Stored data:
################
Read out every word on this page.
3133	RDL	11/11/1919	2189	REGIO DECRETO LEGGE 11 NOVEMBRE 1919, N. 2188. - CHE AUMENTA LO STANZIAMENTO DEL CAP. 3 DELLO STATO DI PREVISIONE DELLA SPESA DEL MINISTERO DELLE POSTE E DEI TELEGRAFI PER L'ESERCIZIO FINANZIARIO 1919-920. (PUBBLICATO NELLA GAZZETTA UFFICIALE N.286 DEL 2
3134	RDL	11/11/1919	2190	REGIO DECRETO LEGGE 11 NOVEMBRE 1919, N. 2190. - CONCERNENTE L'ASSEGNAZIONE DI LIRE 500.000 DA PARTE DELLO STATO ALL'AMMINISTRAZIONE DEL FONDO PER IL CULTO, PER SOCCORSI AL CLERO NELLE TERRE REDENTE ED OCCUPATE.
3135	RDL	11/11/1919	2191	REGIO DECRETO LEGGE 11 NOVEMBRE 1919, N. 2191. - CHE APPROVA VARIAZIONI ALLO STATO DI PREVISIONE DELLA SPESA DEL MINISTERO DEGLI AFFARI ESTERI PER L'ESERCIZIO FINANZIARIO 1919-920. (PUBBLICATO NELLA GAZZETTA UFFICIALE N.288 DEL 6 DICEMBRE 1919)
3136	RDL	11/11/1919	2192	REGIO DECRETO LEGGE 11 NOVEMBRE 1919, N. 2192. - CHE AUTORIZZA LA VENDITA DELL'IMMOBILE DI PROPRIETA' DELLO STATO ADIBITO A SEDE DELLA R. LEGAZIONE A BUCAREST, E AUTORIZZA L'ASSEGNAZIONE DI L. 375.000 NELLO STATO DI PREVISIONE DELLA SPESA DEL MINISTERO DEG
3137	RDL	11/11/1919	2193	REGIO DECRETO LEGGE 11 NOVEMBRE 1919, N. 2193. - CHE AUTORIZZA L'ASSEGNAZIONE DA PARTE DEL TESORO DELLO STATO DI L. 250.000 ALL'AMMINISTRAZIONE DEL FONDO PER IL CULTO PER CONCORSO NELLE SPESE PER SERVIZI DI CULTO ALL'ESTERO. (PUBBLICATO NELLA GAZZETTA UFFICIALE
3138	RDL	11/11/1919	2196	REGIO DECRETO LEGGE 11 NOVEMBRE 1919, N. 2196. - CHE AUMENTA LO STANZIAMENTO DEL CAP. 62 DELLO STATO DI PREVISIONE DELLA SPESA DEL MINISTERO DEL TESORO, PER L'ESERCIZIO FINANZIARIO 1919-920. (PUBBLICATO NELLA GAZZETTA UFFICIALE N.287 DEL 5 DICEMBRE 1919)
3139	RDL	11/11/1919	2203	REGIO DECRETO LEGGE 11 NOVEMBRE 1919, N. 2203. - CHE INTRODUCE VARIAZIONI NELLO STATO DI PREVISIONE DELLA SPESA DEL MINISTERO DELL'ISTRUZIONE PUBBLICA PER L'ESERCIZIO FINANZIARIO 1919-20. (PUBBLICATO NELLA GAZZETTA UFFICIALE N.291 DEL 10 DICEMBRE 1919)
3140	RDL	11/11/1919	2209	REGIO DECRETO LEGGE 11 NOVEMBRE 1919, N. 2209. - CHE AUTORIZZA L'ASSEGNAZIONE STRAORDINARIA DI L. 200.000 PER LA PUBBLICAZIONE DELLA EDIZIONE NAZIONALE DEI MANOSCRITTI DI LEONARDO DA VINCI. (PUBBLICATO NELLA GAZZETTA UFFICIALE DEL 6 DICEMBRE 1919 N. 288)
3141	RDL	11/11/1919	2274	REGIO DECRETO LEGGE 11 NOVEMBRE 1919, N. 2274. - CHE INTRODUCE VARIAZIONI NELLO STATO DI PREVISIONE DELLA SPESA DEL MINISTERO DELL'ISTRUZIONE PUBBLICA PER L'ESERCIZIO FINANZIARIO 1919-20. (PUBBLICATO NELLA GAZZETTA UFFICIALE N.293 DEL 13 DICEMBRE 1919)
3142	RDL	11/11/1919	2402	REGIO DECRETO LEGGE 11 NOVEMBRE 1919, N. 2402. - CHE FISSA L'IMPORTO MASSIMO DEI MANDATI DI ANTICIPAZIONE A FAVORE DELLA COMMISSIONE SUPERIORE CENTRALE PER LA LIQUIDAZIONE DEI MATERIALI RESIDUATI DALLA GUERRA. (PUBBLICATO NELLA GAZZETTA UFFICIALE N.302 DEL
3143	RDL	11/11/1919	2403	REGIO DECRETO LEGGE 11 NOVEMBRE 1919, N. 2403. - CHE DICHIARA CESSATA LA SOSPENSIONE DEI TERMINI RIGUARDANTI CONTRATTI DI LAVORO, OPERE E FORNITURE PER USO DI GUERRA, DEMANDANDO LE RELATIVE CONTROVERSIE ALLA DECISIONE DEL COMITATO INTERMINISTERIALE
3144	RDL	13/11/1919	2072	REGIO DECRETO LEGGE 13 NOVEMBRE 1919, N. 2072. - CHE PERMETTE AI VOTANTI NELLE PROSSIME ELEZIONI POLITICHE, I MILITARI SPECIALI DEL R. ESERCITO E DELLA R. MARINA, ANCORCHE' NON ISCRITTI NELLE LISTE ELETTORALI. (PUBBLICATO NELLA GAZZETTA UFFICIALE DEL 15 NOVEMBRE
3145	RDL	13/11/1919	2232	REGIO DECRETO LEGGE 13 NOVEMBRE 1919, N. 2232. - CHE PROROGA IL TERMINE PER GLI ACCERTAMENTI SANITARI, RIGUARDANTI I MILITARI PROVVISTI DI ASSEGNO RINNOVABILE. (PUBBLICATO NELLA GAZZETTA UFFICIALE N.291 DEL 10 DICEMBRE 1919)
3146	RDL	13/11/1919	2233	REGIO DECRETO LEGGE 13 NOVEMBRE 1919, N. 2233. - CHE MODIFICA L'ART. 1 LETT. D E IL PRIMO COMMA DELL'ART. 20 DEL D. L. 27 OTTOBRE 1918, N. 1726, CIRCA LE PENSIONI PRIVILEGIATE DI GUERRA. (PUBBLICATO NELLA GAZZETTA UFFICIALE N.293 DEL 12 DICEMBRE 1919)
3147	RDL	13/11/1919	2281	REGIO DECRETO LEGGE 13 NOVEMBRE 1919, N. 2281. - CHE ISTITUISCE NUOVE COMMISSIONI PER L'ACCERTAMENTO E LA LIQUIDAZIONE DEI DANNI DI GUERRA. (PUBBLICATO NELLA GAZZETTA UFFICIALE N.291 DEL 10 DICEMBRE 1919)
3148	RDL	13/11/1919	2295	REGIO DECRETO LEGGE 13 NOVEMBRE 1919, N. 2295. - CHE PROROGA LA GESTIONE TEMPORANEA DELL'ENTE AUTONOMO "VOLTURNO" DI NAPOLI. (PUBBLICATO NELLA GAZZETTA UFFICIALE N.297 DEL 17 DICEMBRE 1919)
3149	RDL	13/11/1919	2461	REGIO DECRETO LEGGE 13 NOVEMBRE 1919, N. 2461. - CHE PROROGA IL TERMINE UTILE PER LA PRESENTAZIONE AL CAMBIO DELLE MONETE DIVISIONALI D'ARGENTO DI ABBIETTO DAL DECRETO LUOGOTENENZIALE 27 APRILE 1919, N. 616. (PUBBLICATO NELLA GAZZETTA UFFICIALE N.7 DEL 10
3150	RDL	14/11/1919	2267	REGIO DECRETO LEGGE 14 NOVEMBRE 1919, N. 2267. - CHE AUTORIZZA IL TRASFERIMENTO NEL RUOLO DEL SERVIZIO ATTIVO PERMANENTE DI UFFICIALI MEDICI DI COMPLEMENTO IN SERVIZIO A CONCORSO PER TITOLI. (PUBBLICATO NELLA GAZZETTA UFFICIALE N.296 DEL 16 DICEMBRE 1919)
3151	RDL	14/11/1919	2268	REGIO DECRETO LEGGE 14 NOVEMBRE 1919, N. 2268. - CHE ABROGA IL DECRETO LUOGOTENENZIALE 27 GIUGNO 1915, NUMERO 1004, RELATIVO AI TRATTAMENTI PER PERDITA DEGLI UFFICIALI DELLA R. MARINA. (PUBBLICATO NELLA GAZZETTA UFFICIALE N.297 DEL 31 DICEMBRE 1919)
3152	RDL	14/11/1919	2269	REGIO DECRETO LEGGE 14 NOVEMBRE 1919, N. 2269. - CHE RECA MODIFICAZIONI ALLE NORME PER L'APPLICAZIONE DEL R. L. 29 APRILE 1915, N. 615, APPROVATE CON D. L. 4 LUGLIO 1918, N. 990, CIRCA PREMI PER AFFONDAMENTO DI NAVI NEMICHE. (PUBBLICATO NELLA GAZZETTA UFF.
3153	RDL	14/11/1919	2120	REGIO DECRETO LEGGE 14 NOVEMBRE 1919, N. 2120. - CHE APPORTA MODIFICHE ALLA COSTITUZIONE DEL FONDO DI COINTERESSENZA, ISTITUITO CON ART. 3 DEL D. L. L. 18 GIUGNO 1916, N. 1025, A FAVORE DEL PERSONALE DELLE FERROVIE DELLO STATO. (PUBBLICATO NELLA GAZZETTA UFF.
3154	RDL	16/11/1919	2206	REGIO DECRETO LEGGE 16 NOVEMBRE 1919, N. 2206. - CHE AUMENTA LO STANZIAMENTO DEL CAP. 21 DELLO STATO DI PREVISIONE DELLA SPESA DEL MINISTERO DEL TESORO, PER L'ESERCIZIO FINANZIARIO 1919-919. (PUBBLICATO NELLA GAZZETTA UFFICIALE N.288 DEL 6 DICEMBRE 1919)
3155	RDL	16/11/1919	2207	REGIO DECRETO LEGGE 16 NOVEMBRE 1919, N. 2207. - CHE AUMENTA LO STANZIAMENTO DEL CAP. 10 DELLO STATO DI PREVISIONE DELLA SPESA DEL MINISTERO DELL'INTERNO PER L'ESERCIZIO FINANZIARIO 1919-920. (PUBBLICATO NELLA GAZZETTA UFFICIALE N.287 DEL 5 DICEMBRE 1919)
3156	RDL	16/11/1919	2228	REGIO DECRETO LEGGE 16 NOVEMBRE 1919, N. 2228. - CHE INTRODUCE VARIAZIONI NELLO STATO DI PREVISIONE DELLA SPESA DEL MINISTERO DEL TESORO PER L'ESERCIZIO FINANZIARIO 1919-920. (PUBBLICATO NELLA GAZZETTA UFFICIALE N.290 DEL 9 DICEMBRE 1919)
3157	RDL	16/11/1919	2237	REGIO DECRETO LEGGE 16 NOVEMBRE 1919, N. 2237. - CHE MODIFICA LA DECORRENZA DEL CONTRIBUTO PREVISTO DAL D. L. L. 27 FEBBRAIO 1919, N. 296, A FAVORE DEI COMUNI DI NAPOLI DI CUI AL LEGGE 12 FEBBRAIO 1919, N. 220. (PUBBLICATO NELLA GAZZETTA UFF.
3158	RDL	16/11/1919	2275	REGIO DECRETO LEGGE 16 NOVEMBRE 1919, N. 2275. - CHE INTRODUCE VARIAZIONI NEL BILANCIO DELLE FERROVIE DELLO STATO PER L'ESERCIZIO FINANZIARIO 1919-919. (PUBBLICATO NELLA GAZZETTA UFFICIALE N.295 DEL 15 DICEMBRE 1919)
################
** EXERCISE INSTRUCTIONS **
Which lines of the material contain the string "CONCORSO"? List each of them.

** FINISHED TASK **
3137	RDL	11/11/1919	2193	REGIO DECRETO LEGGE 11 NOVEMBRE 1919, N. 2193. - CHE AUTORIZZA L'ASSEGNAZIONE DA PARTE DEL TESORO DELLO STATO DI L. 250.000 ALL'AMMINISTRAZIONE DEL FONDO PER IL CULTO PER CONCORSO NELLE SPESE PER SERVIZI DI CULTO ALL'ESTERO. (PUBBLICATO NELLA GAZZETTA UFFICIALE
3150	RDL	14/11/1919	2267	REGIO DECRETO LEGGE 14 NOVEMBRE 1919, N. 2267. - CHE AUTORIZZA IL TRASFERIMENTO NEL RUOLO DEL SERVIZIO ATTIVO PERMANENTE DI UFFICIALI MEDICI DI COMPLEMENTO IN SERVIZIO A CONCORSO PER TITOLI. (PUBBLICATO NELLA GAZZETTA UFFICIALE N.296 DEL 16 DICEMBRE 1919)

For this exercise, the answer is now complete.